* _Instructions to follow_: Repeat every line below exactly, word for word.

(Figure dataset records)

/---

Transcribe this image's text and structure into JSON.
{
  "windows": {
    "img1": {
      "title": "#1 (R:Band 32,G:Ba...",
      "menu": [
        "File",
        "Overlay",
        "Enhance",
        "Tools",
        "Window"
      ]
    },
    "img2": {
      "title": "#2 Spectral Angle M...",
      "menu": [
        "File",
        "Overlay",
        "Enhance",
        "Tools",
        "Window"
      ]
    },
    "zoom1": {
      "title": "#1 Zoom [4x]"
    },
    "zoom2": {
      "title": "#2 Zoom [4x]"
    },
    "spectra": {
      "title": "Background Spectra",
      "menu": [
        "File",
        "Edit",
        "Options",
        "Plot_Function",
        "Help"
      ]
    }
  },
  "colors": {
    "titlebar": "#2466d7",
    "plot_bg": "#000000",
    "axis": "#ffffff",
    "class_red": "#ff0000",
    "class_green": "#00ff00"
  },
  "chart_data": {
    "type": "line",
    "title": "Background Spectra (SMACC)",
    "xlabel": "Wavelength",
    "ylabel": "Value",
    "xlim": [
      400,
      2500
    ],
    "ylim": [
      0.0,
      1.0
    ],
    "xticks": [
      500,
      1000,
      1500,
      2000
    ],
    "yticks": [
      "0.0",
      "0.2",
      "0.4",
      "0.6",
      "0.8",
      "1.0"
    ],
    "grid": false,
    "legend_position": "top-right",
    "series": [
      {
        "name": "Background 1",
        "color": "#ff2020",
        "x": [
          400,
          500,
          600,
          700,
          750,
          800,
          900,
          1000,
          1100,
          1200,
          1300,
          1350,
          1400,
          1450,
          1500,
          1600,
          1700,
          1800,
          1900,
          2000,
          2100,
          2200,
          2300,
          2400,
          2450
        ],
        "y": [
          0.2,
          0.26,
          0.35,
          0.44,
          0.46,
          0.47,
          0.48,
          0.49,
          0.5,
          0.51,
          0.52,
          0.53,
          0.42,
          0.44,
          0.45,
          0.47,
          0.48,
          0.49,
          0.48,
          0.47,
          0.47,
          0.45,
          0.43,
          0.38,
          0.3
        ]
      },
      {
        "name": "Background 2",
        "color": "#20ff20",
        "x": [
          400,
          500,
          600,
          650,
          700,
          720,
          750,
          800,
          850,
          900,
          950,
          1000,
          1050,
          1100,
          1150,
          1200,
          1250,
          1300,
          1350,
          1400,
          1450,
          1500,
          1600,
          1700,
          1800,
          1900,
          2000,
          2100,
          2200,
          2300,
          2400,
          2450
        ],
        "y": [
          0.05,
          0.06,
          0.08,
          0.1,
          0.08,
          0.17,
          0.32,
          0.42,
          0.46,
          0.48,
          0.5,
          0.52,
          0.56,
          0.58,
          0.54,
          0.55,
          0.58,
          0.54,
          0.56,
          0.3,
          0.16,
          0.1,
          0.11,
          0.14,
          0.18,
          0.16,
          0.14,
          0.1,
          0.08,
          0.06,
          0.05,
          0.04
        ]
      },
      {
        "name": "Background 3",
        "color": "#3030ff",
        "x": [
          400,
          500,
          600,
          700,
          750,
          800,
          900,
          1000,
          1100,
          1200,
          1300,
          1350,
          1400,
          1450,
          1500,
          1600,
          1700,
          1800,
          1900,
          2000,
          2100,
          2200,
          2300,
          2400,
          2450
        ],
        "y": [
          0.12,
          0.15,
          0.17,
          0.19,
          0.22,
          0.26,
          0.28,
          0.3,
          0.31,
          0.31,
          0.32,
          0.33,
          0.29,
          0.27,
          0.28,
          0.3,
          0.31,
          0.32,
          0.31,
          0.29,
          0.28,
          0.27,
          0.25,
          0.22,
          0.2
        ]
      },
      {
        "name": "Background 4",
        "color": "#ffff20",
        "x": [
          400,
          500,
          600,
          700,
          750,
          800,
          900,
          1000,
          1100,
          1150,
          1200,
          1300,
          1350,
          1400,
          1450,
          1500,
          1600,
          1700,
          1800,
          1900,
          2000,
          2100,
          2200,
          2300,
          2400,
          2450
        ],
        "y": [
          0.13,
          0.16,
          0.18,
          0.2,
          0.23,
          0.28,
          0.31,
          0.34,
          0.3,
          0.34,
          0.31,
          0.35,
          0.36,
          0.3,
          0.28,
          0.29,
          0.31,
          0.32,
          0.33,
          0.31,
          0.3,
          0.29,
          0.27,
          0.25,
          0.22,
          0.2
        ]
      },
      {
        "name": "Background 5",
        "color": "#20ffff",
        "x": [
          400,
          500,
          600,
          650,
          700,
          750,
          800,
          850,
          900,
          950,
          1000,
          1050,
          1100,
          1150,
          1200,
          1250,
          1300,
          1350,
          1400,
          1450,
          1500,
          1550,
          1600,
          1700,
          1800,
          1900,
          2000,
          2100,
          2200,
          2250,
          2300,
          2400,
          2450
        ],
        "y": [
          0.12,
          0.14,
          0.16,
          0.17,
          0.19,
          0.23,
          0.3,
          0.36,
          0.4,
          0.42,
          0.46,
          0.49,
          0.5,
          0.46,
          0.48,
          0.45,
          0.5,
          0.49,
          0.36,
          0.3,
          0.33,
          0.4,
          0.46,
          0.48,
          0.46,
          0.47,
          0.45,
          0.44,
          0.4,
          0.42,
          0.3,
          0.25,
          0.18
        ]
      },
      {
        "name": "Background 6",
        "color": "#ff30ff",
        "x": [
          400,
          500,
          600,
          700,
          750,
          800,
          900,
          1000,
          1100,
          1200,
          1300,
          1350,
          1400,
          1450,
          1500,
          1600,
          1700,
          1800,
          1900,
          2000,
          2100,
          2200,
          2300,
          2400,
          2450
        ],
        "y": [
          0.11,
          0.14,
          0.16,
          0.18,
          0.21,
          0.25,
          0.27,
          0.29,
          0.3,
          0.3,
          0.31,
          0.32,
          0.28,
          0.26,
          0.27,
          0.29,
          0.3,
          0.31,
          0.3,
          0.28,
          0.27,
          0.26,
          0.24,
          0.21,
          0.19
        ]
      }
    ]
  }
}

\---

* _Full output_:
Transcribe this image's text and structure into JSON.
{
  "windows": {
    "img1": {
      "title": "#1 (R:Band 32,G:Ba...",
      "menu": [
        "File",
        "Overlay",
        "Enhance",
        "Tools",
        "Window"
      ]
    },
    "img2": {
      "title": "#2 Spectral Angle M...",
      "menu": [
        "File",
        "Overlay",
        "Enhance",
        "Tools",
        "Window"
      ]
    },
    "zoom1": {
      "title": "#1 Zoom [4x]"
    },
    "zoom2": {
      "title": "#2 Zoom [4x]"
    },
    "spectra": {
      "title": "Background Spectra",
      "menu": [
        "File",
        "Edit",
        "Options",
        "Plot_Function",
        "Help"
      ]
    }
  },
  "colors": {
    "titlebar": "#2466d7",
    "plot_bg": "#000000",
    "axis": "#ffffff",
    "class_red": "#ff0000",
    "class_green": "#00ff00"
  },
  "chart_data": {
    "type": "line",
    "title": "Background Spectra (SMACC)",
    "xlabel": "Wavelength",
    "ylabel": "Value",
    "xlim": [
      400,
      2500
    ],
    "ylim": [
      0.0,
      1.0
    ],
    "xticks": [
      500,
      1000,
      1500,
      2000
    ],
    "yticks": [
      "0.0",
      "0.2",
      "0.4",
      "0.6",
      "0.8",
      "1.0"
    ],
    "grid": false,
    "legend_position": "top-right",
    "series": [
      {
        "name": "Background 1",
        "color": "#ff2020",
        "x": [
          400,
          500,
          600,
          700,
          750,
          800,
          900,
          1000,
          1100,
          1200,
          1300,
          1350,
          1400,
          1450,
          1500,
          1600,
          1700,
          1800,
          1900,
          2000,
          2100,
          2200,
          2300,
          2400,
          2450
        ],
        "y": [
          0.2,
          0.26,
          0.35,
          0.44,
          0.46,
          0.47,
          0.48,
          0.49,
          0.5,
          0.51,
          0.52,
          0.53,
          0.42,
          0.44,
          0.45,
          0.47,
          0.48,
          0.49,
          0.48,
          0.47,
          0.47,
          0.45,
          0.43,
          0.38,
          0.3
        ]
      },
      {
        "name": "Background 2",
        "color": "#20ff20",
        "x": [
          400,
          500,
          600,
          650,
          700,
          720,
          750,
          800,
          850,
          900,
          950,
          1000,
          1050,
          1100,
          1150,
          1200,
          1250,
          1300,
          1350,
          1400,
          1450,
          1500,
          1600,
          1700,
          1800,
          1900,
          2000,
          2100,
          2200,
          2300,
          2400,
          2450
        ],
        "y": [
          0.05,
          0.06,
          0.08,
          0.1,
          0.08,
          0.17,
          0.32,
          0.42,
          0.46,
          0.48,
          0.5,
          0.52,
          0.56,
          0.58,
          0.54,
          0.55,
          0.58,
          0.54,
          0.56,
          0.3,
          0.16,
          0.1,
          0.11,
          0.14,
          0.18,
          0.16,
          0.14,
          0.1,
          0.08,
          0.06,
          0.05,
          0.04
        ]
      },
      {
        "name": "Background 3",
        "color": "#3030ff",
        "x": [
          400,
          500,
          600,
          700,
          750,
          800,
          900,
          1000,
          1100,
          1200,
          1300,
          1350,
          1400,
          1450,
          1500,
          1600,
          1700,
          1800,
          1900,
          2000,
          2100,
          2200,
          2300,
          2400,
          2450
        ],
        "y": [
          0.12,
          0.15,
          0.17,
          0.19,
          0.22,
          0.26,
          0.28,
          0.3,
          0.31,
          0.31,
          0.32,
          0.33,
          0.29,
          0.27,
          0.28,
          0.3,
          0.31,
          0.32,
          0.31,
          0.29,
          0.28,
          0.27,
          0.25,
          0.22,
          0.2
        ]
      },
      {
        "name": "Background 4",
        "color": "#ffff20",
        "x": [
          400,
          500,
          600,
          700,
          750,
          800,
          900,
          1000,
          1100,
          1150,
          1200,
          1300,
          1350,
          1400,
          1450,
          1500,
          1600,
          1700,
          1800,
          1900,
          2000,
          2100,
          2200,
          2300,
          2400,
          2450
        ],
        "y": [
          0.13,
          0.16,
          0.18,
          0.2,
          0.23,
          0.28,
          0.31,
          0.34,
          0.3,
          0.34,
          0.31,
          0.35,
          0.36,
          0.3,
          0.28,
          0.29,
          0.31,
          0.32,
          0.33,
          0.31,
          0.3,
          0.29,
          0.27,
          0.25,
          0.22,
          0.2
        ]
      },
      {
        "name": "Background 5",
        "color": "#20ffff",
        "x": [
          400,
          500,
          600,
          650,
          700,
          750,
          800,
          850,
          900,
          950,
          1000,
          1050,
          1100,
          1150,
          1200,
          1250,
          1300,
          1350,
          1400,
          1450,
          1500,
          1550,
          1600,
          1700,
          1800,
          1900,
          2000,
          2100,
          2200,
          2250,
          2300,
          2400,
          2450
        ],
        "y": [
          0.12,
          0.14,
          0.16,
          0.17,
          0.19,
          0.23,
          0.3,
          0.36,
          0.4,
          0.42,
          0.46,
          0.49,
          0.5,
          0.46,
          0.48,
          0.45,
          0.5,
          0.49,
          0.36,
          0.3,
          0.33,
          0.4,
          0.46,
          0.48,
          0.46,
          0.47,
          0.45,
          0.44,
          0.4,
          0.42,
          0.3,
          0.25,
          0.18
        ]
      },
      {
        "name": "Background 6",
        "color": "#ff30ff",
        "x": [
          400,
          500,
          600,
          700,
          750,
          800,
          900,
          1000,
          1100,
          1200,
          1300,
          1350,
          1400,
          1450,
          1500,
          1600,
          1700,
          1800,
          1900,
          2000,
          2100,
          2200,
          2300,
          2400,
          2450
        ],
        "y": [
          0.11,
          0.14,
          0.16,
          0.18,
          0.21,
          0.25,
          0.27,
          0.29,
          0.3,
          0.3,
          0.31,
          0.32,
          0.28,
          0.26,
          0.27,
          0.29,
          0.3,
          0.31,
          0.3,
          0.28,
          0.27,
          0.26,
          0.24,
          0.21,
          0.19
        ]
      }
    ]
  }
}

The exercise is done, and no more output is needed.